#### Given records ####

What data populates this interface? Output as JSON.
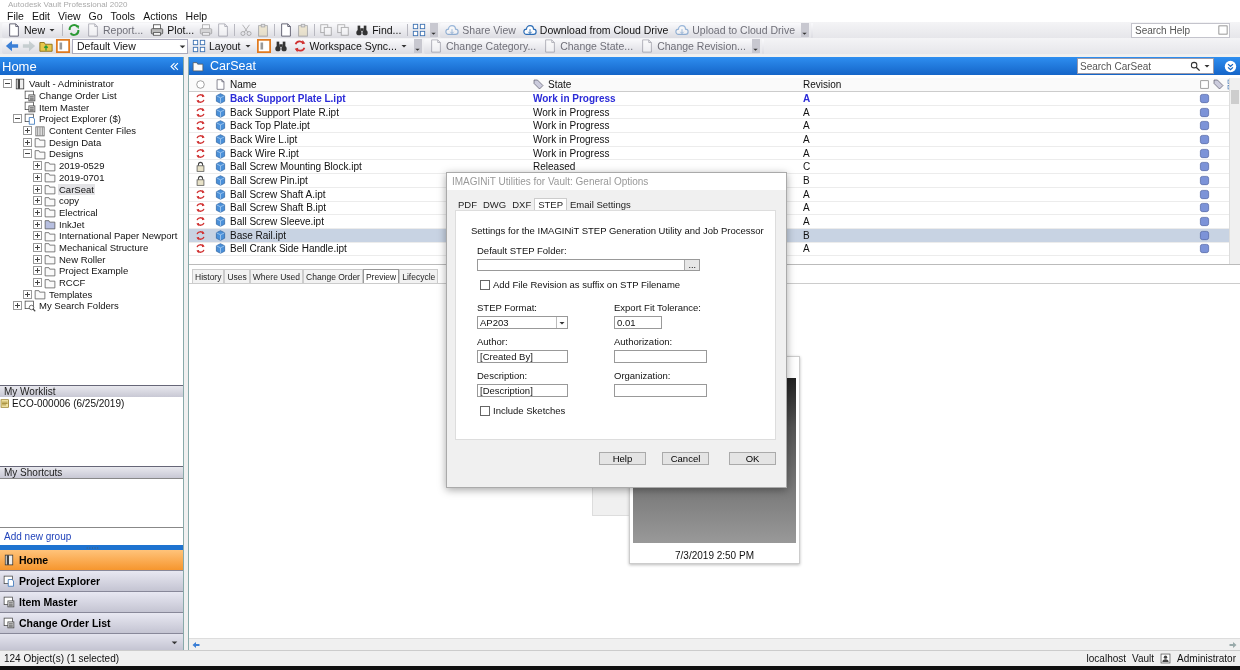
{
  "window": {
    "title": "Autodesk Vault Professional 2020"
  },
  "menu": [
    "File",
    "Edit",
    "View",
    "Go",
    "Tools",
    "Actions",
    "Help"
  ],
  "toolbar_1": [
    {
      "kind": "button",
      "label": "New",
      "dropdown": true,
      "disabled": false
    },
    {
      "kind": "sep"
    },
    {
      "kind": "icon",
      "disabled": false
    },
    {
      "kind": "button",
      "label": "Report...",
      "disabled": true
    },
    {
      "kind": "button",
      "label": "Plot...",
      "disabled": false
    },
    {
      "kind": "icon",
      "disabled": true
    },
    {
      "kind": "icon",
      "disabled": true
    },
    {
      "kind": "sep"
    },
    {
      "kind": "icon",
      "disabled": true
    },
    {
      "kind": "icon",
      "disabled": true
    },
    {
      "kind": "sep"
    },
    {
      "kind": "icon",
      "disabled": false
    },
    {
      "kind": "icon",
      "disabled": true
    },
    {
      "kind": "sep"
    },
    {
      "kind": "icon",
      "disabled": true
    },
    {
      "kind": "icon",
      "disabled": true
    },
    {
      "kind": "button",
      "label": "Find...",
      "disabled": false
    },
    {
      "kind": "sep"
    },
    {
      "kind": "icon",
      "disabled": false
    },
    {
      "kind": "end"
    },
    {
      "kind": "button",
      "label": "Share View",
      "disabled": true
    },
    {
      "kind": "button",
      "label": "Download from Cloud Drive",
      "disabled": false
    },
    {
      "kind": "button",
      "label": "Upload to Cloud Drive",
      "disabled": true
    },
    {
      "kind": "end"
    }
  ],
  "search_help": {
    "placeholder": "Search Help"
  },
  "toolbar_2": [
    {
      "kind": "icon",
      "disabled": false
    },
    {
      "kind": "icon",
      "disabled": true
    },
    {
      "kind": "icon",
      "disabled": false
    },
    {
      "kind": "icon",
      "disabled": false
    },
    {
      "kind": "combo",
      "label": "Default View"
    },
    {
      "kind": "button",
      "label": "Layout",
      "dropdown": true,
      "disabled": false
    },
    {
      "kind": "icon",
      "disabled": false
    },
    {
      "kind": "icon",
      "disabled": false
    },
    {
      "kind": "button",
      "label": "Workspace Sync...",
      "dropdown": true,
      "disabled": false
    },
    {
      "kind": "end"
    },
    {
      "kind": "button",
      "label": "Change Category...",
      "disabled": true
    },
    {
      "kind": "button",
      "label": "Change State...",
      "disabled": true
    },
    {
      "kind": "button",
      "label": "Change Revision...",
      "disabled": true
    },
    {
      "kind": "end"
    }
  ],
  "left_panel": {
    "title": "Home",
    "tree": [
      {
        "label": "Vault - Administrator",
        "expanded": true,
        "selected": false,
        "children": [
          {
            "label": "Change Order List",
            "selected": false
          },
          {
            "label": "Item Master",
            "selected": false
          },
          {
            "label": "Project Explorer ($)",
            "expanded": true,
            "selected": false,
            "children": [
              {
                "label": "Content Center Files",
                "expanded": false,
                "selected": false
              },
              {
                "label": "Design Data",
                "expanded": false,
                "selected": false
              },
              {
                "label": "Designs",
                "expanded": true,
                "selected": false,
                "children": [
                  {
                    "label": "2019-0529",
                    "expanded": false,
                    "selected": false
                  },
                  {
                    "label": "2019-0701",
                    "expanded": false,
                    "selected": false
                  },
                  {
                    "label": "CarSeat",
                    "expanded": false,
                    "selected": true
                  },
                  {
                    "label": "copy",
                    "expanded": false,
                    "selected": false
                  },
                  {
                    "label": "Electrical",
                    "expanded": false,
                    "selected": false
                  },
                  {
                    "label": "InkJet",
                    "expanded": false,
                    "selected": false
                  },
                  {
                    "label": "International Paper Newport",
                    "expanded": false,
                    "selected": false
                  },
                  {
                    "label": "Mechanical Structure",
                    "expanded": false,
                    "selected": false
                  },
                  {
                    "label": "New Roller",
                    "expanded": false,
                    "selected": false
                  },
                  {
                    "label": "Project Example",
                    "expanded": false,
                    "selected": false
                  },
                  {
                    "label": "RCCF",
                    "expanded": false,
                    "selected": false
                  }
                ]
              },
              {
                "label": "Templates",
                "expanded": false,
                "selected": false
              }
            ]
          },
          {
            "label": "My Search Folders",
            "expanded": false,
            "selected": false
          }
        ]
      }
    ],
    "worklist": {
      "title": "My Worklist",
      "items": [
        "ECO-000006 (6/25/2019)"
      ]
    },
    "shortcuts": {
      "title": "My Shortcuts",
      "action": "Add new group"
    },
    "nav": [
      {
        "label": "Home",
        "selected": true
      },
      {
        "label": "Project Explorer",
        "selected": false
      },
      {
        "label": "Item Master",
        "selected": false
      },
      {
        "label": "Change Order List",
        "selected": false
      }
    ]
  },
  "main": {
    "title": "CarSeat",
    "search": {
      "placeholder": "Search CarSeat"
    },
    "columns": [
      "Name",
      "State",
      "Revision"
    ],
    "rows": [
      {
        "locked": false,
        "name": "Back Support Plate L.ipt",
        "state": "Work in Progress",
        "revision": "A",
        "emphasis": true,
        "selected": false
      },
      {
        "locked": false,
        "name": "Back Support Plate R.ipt",
        "state": "Work in Progress",
        "revision": "A",
        "emphasis": false,
        "selected": false
      },
      {
        "locked": false,
        "name": "Back Top Plate.ipt",
        "state": "Work in Progress",
        "revision": "A",
        "emphasis": false,
        "selected": false
      },
      {
        "locked": false,
        "name": "Back Wire L.ipt",
        "state": "Work in Progress",
        "revision": "A",
        "emphasis": false,
        "selected": false
      },
      {
        "locked": false,
        "name": "Back Wire R.ipt",
        "state": "Work in Progress",
        "revision": "A",
        "emphasis": false,
        "selected": false
      },
      {
        "locked": true,
        "name": "Ball Screw Mounting Block.ipt",
        "state": "Released",
        "revision": "C",
        "emphasis": false,
        "selected": false
      },
      {
        "locked": true,
        "name": "Ball Screw Pin.ipt",
        "revision": "B",
        "emphasis": false,
        "selected": false
      },
      {
        "locked": false,
        "name": "Ball Screw Shaft A.ipt",
        "revision": "A",
        "emphasis": false,
        "selected": false
      },
      {
        "locked": false,
        "name": "Ball Screw Shaft B.ipt",
        "revision": "A",
        "emphasis": false,
        "selected": false
      },
      {
        "locked": false,
        "name": "Ball Screw Sleeve.ipt",
        "revision": "A",
        "emphasis": false,
        "selected": false
      },
      {
        "locked": false,
        "name": "Base Rail.ipt",
        "revision": "B",
        "emphasis": false,
        "selected": true
      },
      {
        "locked": false,
        "name": "Bell Crank Side Handle.ipt",
        "revision": "A",
        "emphasis": false,
        "selected": false
      }
    ],
    "tabs": [
      {
        "label": "History",
        "selected": false
      },
      {
        "label": "Uses",
        "selected": false
      },
      {
        "label": "Where Used",
        "selected": false
      },
      {
        "label": "Change Order",
        "selected": false
      },
      {
        "label": "Preview",
        "selected": true
      },
      {
        "label": "Lifecycle",
        "selected": false
      }
    ],
    "preview": {
      "date": "7/3/2019 2:50 PM"
    }
  },
  "dialog": {
    "title": "IMAGINiT Utilities for Vault: General Options",
    "tabs": [
      {
        "label": "PDF",
        "selected": false
      },
      {
        "label": "DWG",
        "selected": false
      },
      {
        "label": "DXF",
        "selected": false
      },
      {
        "label": "STEP",
        "selected": true
      },
      {
        "label": "Email Settings",
        "selected": false
      }
    ],
    "intro": "Settings for the IMAGINiT STEP Generation Utility and Job Processor",
    "folder": {
      "label": "Default STEP Folder:",
      "browse": "..."
    },
    "suffix_checkbox": {
      "label": "Add File Revision as suffix on STP Filename",
      "checked": false
    },
    "fields": [
      {
        "label": "STEP Format:",
        "kind": "dropdown",
        "value": "AP203"
      },
      {
        "label": "Export Fit Tolerance:",
        "kind": "text",
        "value": "0.01"
      },
      {
        "label": "Author:",
        "kind": "text",
        "value": "[Created By]"
      },
      {
        "label": "Authorization:",
        "kind": "text"
      },
      {
        "label": "Description:",
        "kind": "text",
        "value": "[Description]"
      },
      {
        "label": "Organization:",
        "kind": "text"
      }
    ],
    "sketches_checkbox": {
      "label": "Include Sketches",
      "checked": false
    },
    "buttons": [
      "Help",
      "Cancel",
      "OK"
    ]
  },
  "status_bar": {
    "text": "124 Object(s) (1 selected)",
    "server": "localhost",
    "vault": "Vault",
    "user": "Administrator"
  }
}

####

▸ **Exercise aim**: Every line in the data that holds "value" should be copied out.

▸ **Full response**:
        "value": "AP203"
        "value": "0.01"
        "value": "[Created By]"
        "value": "[Description]"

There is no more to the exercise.